(Figure collection entries)
▬▬▬▬▬▬▬▬▬▬

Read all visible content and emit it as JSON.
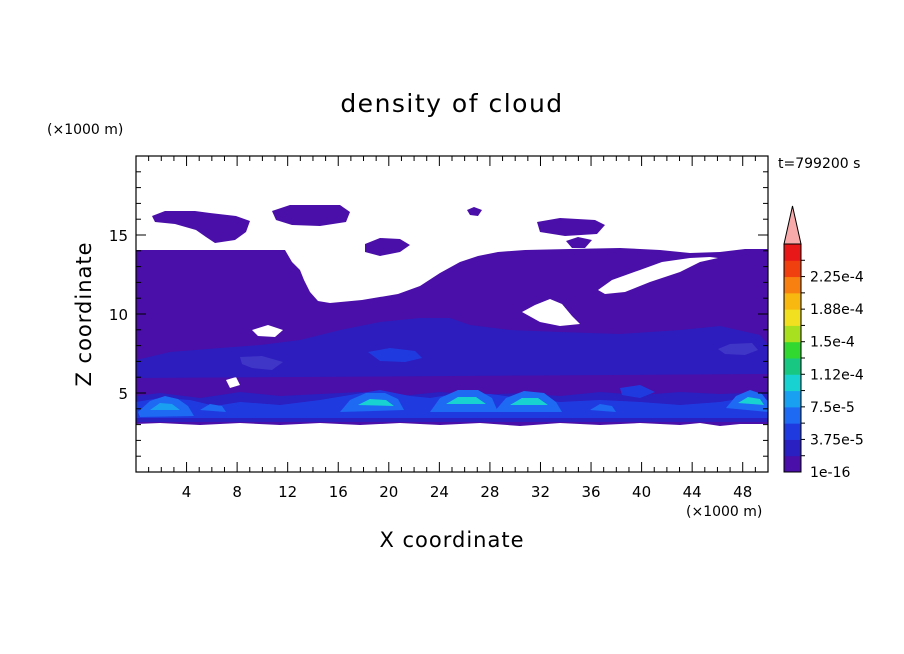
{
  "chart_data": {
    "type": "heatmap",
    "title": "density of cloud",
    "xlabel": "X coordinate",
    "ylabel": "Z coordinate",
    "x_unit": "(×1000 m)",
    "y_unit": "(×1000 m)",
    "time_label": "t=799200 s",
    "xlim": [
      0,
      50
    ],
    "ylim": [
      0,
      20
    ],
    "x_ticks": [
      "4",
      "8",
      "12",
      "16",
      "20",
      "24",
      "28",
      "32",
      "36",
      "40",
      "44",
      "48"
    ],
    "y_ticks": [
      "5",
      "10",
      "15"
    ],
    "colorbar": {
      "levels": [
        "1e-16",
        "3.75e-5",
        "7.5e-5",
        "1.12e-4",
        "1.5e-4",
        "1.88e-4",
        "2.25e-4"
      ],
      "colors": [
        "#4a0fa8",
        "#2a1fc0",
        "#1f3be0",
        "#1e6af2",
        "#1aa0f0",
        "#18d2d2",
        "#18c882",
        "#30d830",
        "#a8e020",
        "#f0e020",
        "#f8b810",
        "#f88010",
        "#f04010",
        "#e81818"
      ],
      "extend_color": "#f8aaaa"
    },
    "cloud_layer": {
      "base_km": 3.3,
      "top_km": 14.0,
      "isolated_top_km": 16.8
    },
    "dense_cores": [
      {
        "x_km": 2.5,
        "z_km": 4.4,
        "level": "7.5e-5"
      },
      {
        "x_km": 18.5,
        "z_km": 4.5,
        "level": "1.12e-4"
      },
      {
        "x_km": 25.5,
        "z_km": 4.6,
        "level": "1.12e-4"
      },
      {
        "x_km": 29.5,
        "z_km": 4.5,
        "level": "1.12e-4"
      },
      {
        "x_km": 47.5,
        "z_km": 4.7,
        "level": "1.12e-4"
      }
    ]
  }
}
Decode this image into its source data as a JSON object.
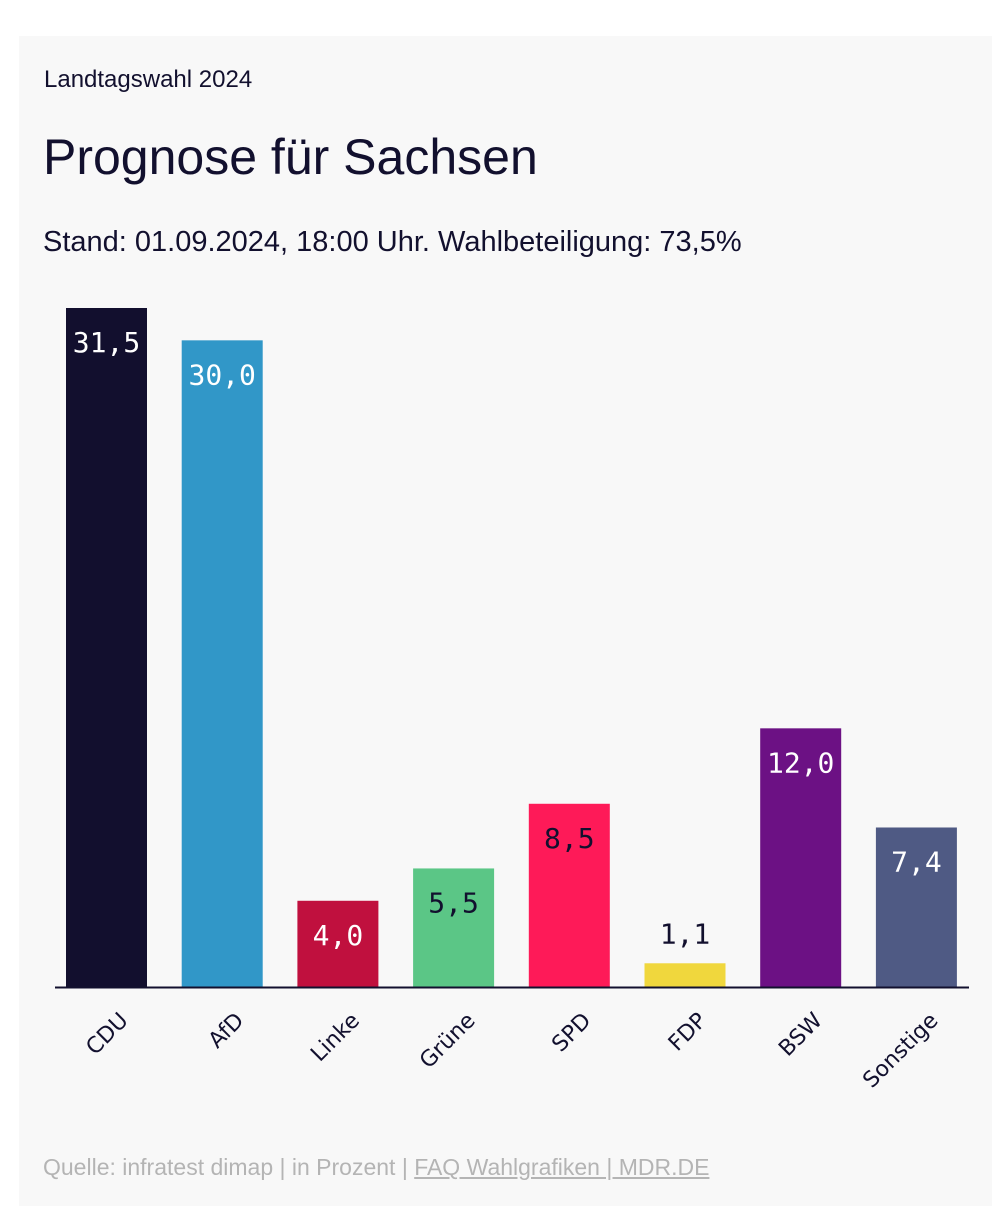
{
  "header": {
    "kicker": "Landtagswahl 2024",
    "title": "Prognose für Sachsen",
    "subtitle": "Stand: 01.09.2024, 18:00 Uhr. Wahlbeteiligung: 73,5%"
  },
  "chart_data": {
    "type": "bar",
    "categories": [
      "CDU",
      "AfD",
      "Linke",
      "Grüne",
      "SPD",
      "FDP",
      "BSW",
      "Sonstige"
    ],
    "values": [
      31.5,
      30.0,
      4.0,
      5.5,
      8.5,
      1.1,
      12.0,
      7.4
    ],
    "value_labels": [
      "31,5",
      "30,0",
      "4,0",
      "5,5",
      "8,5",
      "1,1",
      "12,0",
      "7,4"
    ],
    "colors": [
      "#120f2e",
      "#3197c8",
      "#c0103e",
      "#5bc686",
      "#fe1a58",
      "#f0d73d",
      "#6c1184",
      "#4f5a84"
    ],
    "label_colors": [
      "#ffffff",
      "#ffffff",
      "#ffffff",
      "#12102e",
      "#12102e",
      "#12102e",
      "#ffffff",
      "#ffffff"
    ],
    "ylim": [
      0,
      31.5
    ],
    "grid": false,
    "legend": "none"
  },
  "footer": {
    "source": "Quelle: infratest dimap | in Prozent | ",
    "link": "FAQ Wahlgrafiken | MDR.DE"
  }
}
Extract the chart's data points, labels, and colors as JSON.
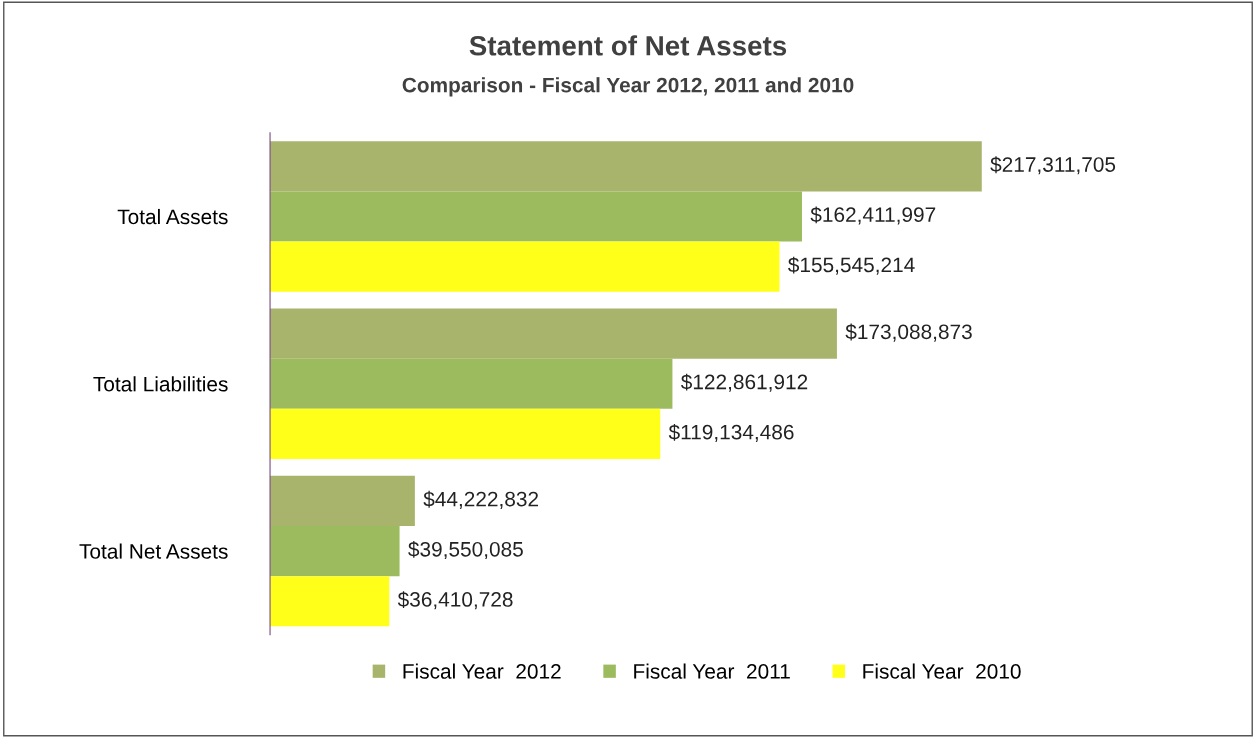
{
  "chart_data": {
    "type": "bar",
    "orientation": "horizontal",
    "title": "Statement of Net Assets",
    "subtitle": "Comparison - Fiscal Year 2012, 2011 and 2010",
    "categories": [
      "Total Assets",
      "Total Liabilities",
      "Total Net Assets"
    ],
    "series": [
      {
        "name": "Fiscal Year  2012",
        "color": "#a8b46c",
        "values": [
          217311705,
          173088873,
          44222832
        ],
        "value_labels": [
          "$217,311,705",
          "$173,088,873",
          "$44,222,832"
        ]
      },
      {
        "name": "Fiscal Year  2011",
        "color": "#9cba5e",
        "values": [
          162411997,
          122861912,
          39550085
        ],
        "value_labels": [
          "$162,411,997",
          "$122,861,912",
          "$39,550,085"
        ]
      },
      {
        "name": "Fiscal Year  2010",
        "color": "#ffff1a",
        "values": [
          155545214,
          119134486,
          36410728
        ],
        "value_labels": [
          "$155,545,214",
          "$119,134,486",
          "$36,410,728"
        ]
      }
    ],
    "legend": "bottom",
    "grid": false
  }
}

▬▬▬▬▬▬▬▬▬▬

In the records above, collect each line with "JSON".

- [SOLUTION TO THIS EXERCISE]
Read all visible content and emit it as JSON.
Decode this image into its source data as a JSON object.
Extract the chart's data points, labels, and colors as JSON.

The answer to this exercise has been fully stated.